_EXERCISE GOAL_
Exclude the pictures and return every line exactly as written.

(Saved entries)
....

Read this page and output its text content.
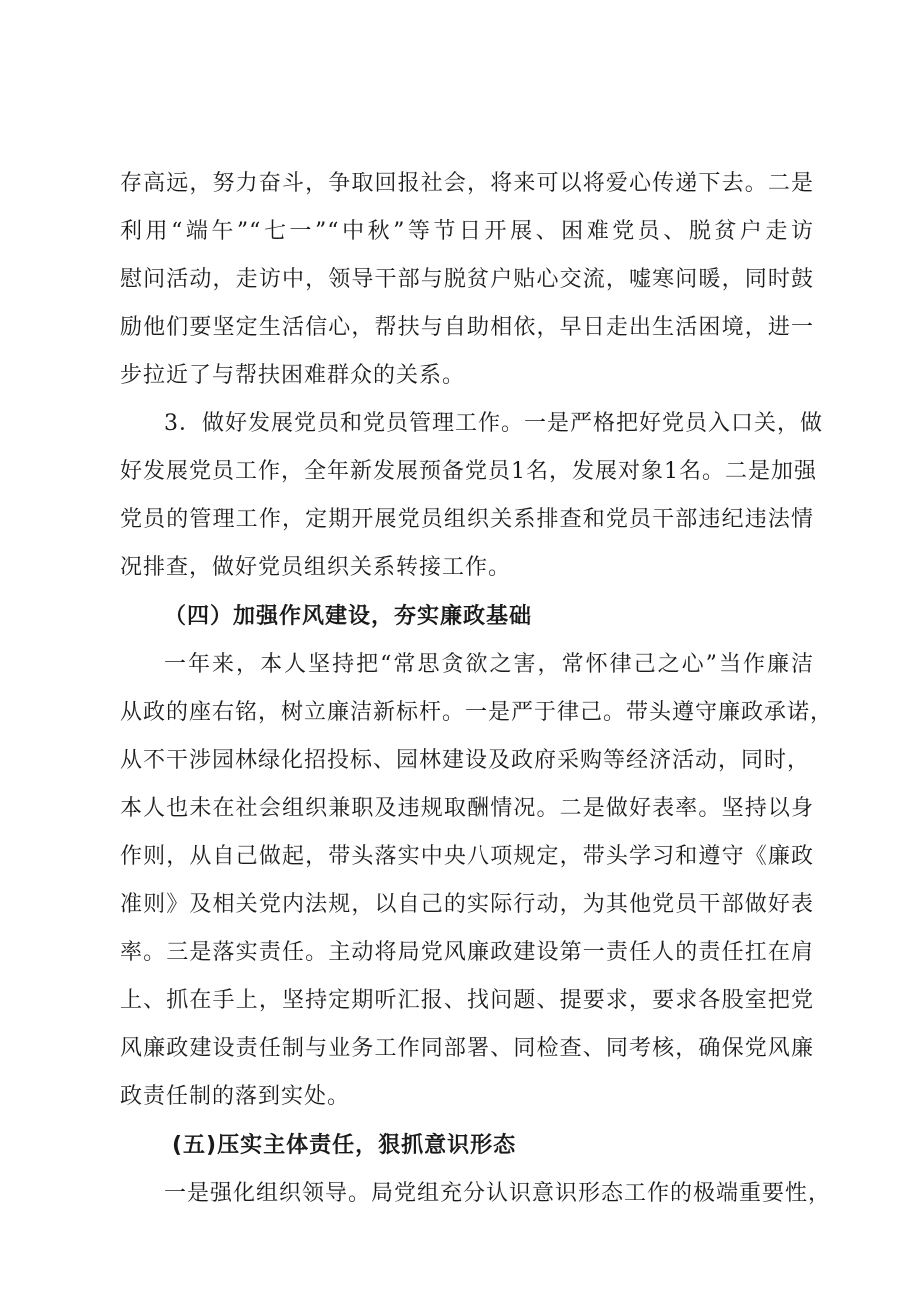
存高远，努力奋斗，争取回报社会，将来可以将爱心传递下去。二是
利用“端午”“七一”“中秋”等节日开展、困难党员、脱贫户走访
慰问活动，走访中，领导干部与脱贫户贴心交流，嘘寒问暖，同时鼓
励他们要坚定生活信心，帮扶与自助相依，早日走出生活困境，进一
步拉近了与帮扶困难群众的关系。
3．做好发展党员和党员管理工作。一是严格把好党员入口关，做
好发展党员工作，全年新发展预备党员1名，发展对象1名。二是加强
党员的管理工作，定期开展党员组织关系排查和党员干部违纪违法情
况排查，做好党员组织关系转接工作。
（四）加强作风建设，夯实廉政基础
一年来，本人坚持把“常思贪欲之害，常怀律己之心”当作廉洁
从政的座右铭，树立廉洁新标杆。一是严于律己。带头遵守廉政承诺，
从不干涉园林绿化招投标、园林建设及政府采购等经济活动，同时，
本人也未在社会组织兼职及违规取酬情况。二是做好表率。坚持以身
作则，从自己做起，带头落实中央八项规定，带头学习和遵守《廉政
准则》及相关党内法规，以自己的实际行动，为其他党员干部做好表
率。三是落实责任。主动将局党风廉政建设第一责任人的责任扛在肩
上、抓在手上，坚持定期听汇报、找问题、提要求，要求各股室把党
风廉政建设责任制与业务工作同部署、同检查、同考核，确保党风廉
政责任制的落到实处。
(五)压实主体责任，狠抓意识形态
一是强化组织领导。局党组充分认识意识形态工作的极端重要性，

....

_FULL ANSWER_
Read this page and output its text content.
存高远，努力奋斗，争取回报社会，将来可以将爱心传递下去。二是
利用“端午”“七一”“中秋”等节日开展、困难党员、脱贫户走访
慰问活动，走访中，领导干部与脱贫户贴心交流，嘘寒问暖，同时鼓
励他们要坚定生活信心，帮扶与自助相依，早日走出生活困境，进一
步拉近了与帮扶困难群众的关系。
3．做好发展党员和党员管理工作。一是严格把好党员入口关，做
好发展党员工作，全年新发展预备党员1名，发展对象1名。二是加强
党员的管理工作，定期开展党员组织关系排查和党员干部违纪违法情
况排查，做好党员组织关系转接工作。
（四）加强作风建设，夯实廉政基础
一年来，本人坚持把“常思贪欲之害，常怀律己之心”当作廉洁
从政的座右铭，树立廉洁新标杆。一是严于律己。带头遵守廉政承诺，
从不干涉园林绿化招投标、园林建设及政府采购等经济活动，同时，
本人也未在社会组织兼职及违规取酬情况。二是做好表率。坚持以身
作则，从自己做起，带头落实中央八项规定，带头学习和遵守《廉政
准则》及相关党内法规，以自己的实际行动，为其他党员干部做好表
率。三是落实责任。主动将局党风廉政建设第一责任人的责任扛在肩
上、抓在手上，坚持定期听汇报、找问题、提要求，要求各股室把党
风廉政建设责任制与业务工作同部署、同检查、同考核，确保党风廉
政责任制的落到实处。
(五)压实主体责任，狠抓意识形态
一是强化组织领导。局党组充分认识意识形态工作的极端重要性，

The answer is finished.